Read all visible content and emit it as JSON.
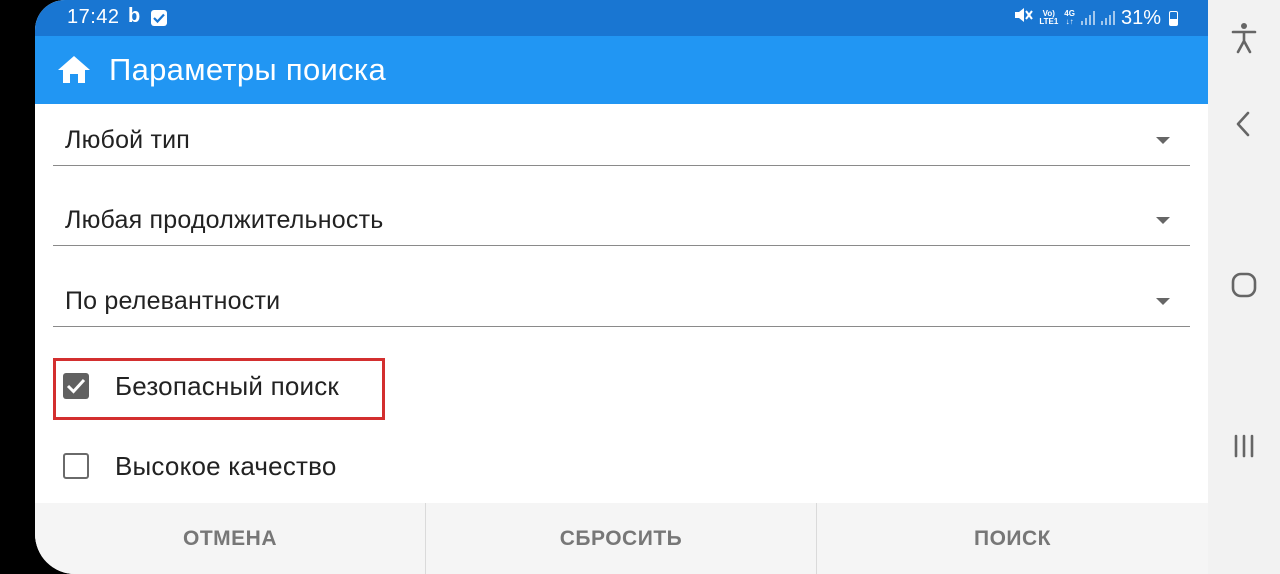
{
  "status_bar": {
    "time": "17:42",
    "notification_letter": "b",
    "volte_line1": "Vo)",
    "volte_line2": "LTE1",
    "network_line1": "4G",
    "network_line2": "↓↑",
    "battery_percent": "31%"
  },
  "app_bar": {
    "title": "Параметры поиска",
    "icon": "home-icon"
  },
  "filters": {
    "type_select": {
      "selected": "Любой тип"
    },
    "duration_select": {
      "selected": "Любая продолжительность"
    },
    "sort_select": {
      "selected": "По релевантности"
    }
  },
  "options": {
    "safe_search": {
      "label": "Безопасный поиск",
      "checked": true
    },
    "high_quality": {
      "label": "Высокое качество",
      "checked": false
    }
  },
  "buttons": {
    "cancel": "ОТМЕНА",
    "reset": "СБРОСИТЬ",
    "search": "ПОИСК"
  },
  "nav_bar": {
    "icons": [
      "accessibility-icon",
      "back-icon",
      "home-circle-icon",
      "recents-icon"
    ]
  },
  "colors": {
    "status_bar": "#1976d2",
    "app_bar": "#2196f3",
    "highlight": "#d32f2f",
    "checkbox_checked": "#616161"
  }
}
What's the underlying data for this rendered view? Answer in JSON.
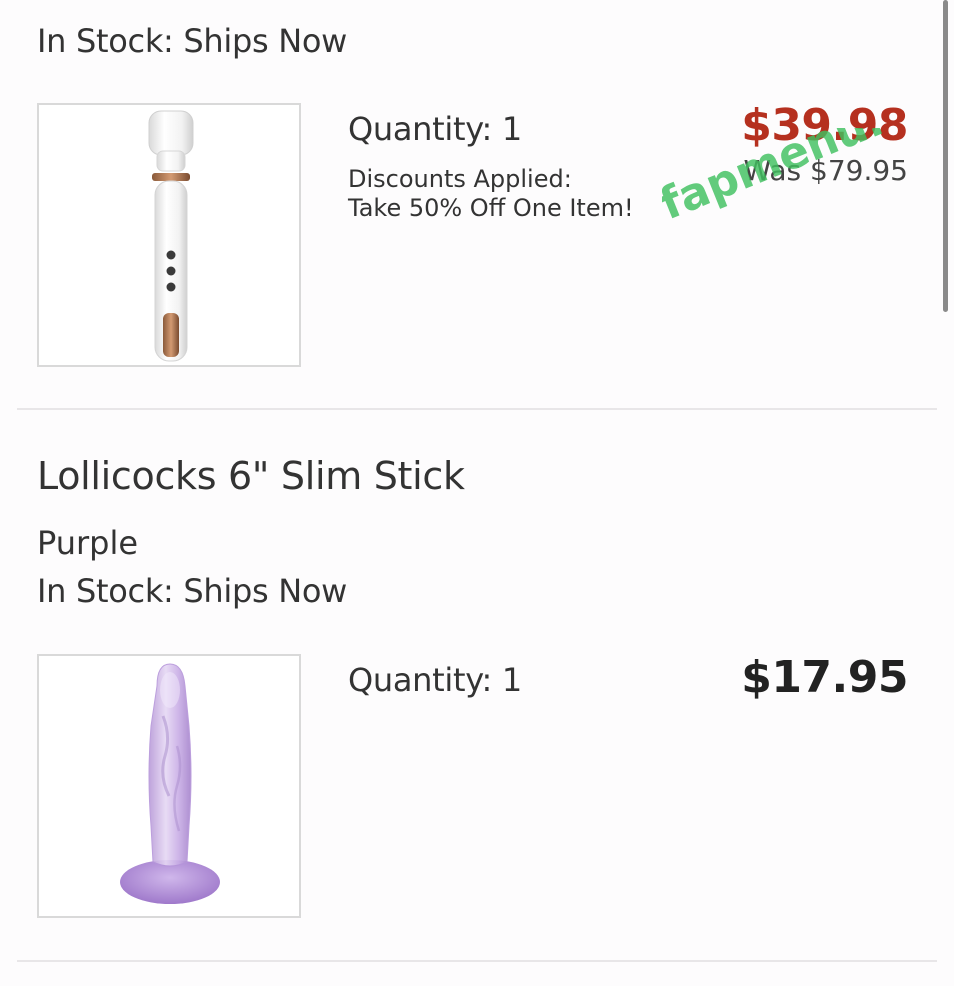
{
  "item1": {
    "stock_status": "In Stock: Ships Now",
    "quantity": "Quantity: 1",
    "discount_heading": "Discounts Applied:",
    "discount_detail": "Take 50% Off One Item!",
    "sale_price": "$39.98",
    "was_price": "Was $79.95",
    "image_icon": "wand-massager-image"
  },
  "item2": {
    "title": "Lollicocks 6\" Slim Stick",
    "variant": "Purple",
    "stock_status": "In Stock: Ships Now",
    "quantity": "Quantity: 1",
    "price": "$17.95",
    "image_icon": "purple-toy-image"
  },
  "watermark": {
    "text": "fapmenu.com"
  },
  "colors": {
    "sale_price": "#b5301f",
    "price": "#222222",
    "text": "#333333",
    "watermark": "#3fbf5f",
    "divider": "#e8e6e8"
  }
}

## Aim
Make an exact copy of all entries above, dropping the images.

## Exercise response
Read all visible content and emit it as JSON.
{
  "status_bar": {
    "time": "17:42",
    "notification_letter": "b",
    "volte_line1": "Vo)",
    "volte_line2": "LTE1",
    "network_line1": "4G",
    "network_line2": "↓↑",
    "battery_percent": "31%"
  },
  "app_bar": {
    "title": "Параметры поиска",
    "icon": "home-icon"
  },
  "filters": {
    "type_select": {
      "selected": "Любой тип"
    },
    "duration_select": {
      "selected": "Любая продолжительность"
    },
    "sort_select": {
      "selected": "По релевантности"
    }
  },
  "options": {
    "safe_search": {
      "label": "Безопасный поиск",
      "checked": true
    },
    "high_quality": {
      "label": "Высокое качество",
      "checked": false
    }
  },
  "buttons": {
    "cancel": "ОТМЕНА",
    "reset": "СБРОСИТЬ",
    "search": "ПОИСК"
  },
  "nav_bar": {
    "icons": [
      "accessibility-icon",
      "back-icon",
      "home-circle-icon",
      "recents-icon"
    ]
  },
  "colors": {
    "status_bar": "#1976d2",
    "app_bar": "#2196f3",
    "highlight": "#d32f2f",
    "checkbox_checked": "#616161"
  }
}
What's the underlying data for this rendered view? Answer in JSON.
{
  "item1": {
    "stock_status": "In Stock: Ships Now",
    "quantity": "Quantity: 1",
    "discount_heading": "Discounts Applied:",
    "discount_detail": "Take 50% Off One Item!",
    "sale_price": "$39.98",
    "was_price": "Was $79.95",
    "image_icon": "wand-massager-image"
  },
  "item2": {
    "title": "Lollicocks 6\" Slim Stick",
    "variant": "Purple",
    "stock_status": "In Stock: Ships Now",
    "quantity": "Quantity: 1",
    "price": "$17.95",
    "image_icon": "purple-toy-image"
  },
  "watermark": {
    "text": "fapmenu.com"
  },
  "colors": {
    "sale_price": "#b5301f",
    "price": "#222222",
    "text": "#333333",
    "watermark": "#3fbf5f",
    "divider": "#e8e6e8"
  }
}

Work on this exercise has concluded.